WHAT YOU SHOULD DO → Your copy of the material below should match it exactly, except that it holds no pictures.

Dataset records:

----

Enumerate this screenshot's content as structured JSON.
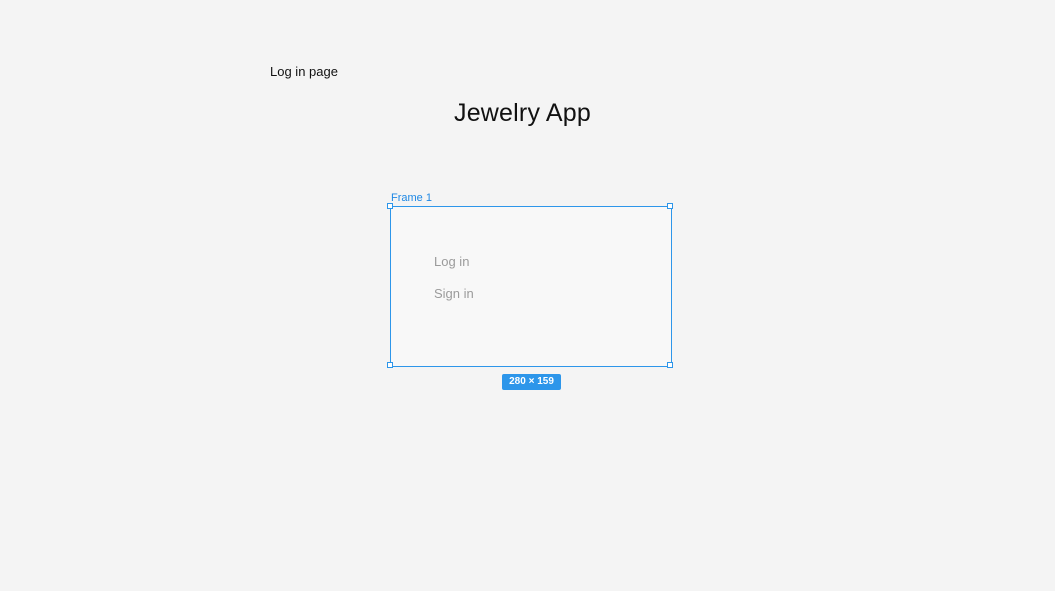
{
  "canvas": {
    "page_label": "Log in page",
    "title": "Jewelry App"
  },
  "frame": {
    "name": "Frame 1",
    "items": [
      {
        "label": "Log in"
      },
      {
        "label": "Sign in"
      }
    ],
    "size_badge": "280 × 159"
  },
  "colors": {
    "canvas_background": "#f4f4f4",
    "selection_accent": "#2d96ea",
    "frame_fill": "#f8f8f8",
    "placeholder_text": "#9b9b9b"
  }
}
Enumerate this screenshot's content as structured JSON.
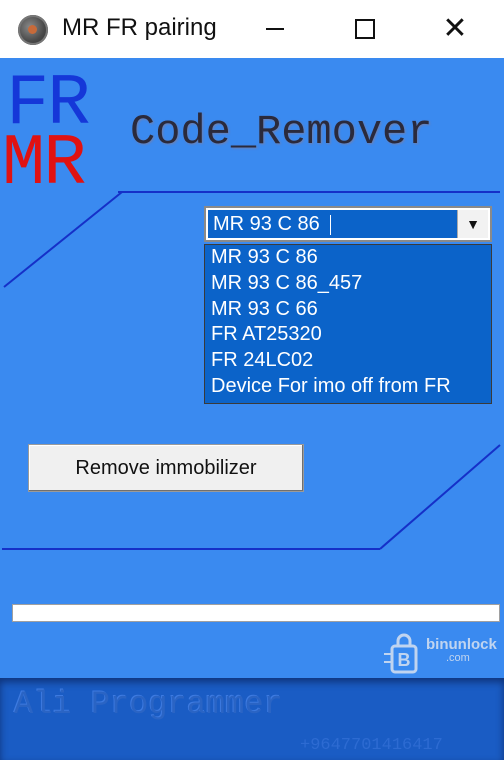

----

THE ANSWER →
Enumerate this screenshot's content as structured JSON.
{
  "canvas": {
    "page_label": "Log in page",
    "title": "Jewelry App"
  },
  "frame": {
    "name": "Frame 1",
    "items": [
      {
        "label": "Log in"
      },
      {
        "label": "Sign in"
      }
    ],
    "size_badge": "280 × 159"
  },
  "colors": {
    "canvas_background": "#f4f4f4",
    "selection_accent": "#2d96ea",
    "frame_fill": "#f8f8f8",
    "placeholder_text": "#9b9b9b"
  }
}
Enumerate this screenshot's content as structured JSON.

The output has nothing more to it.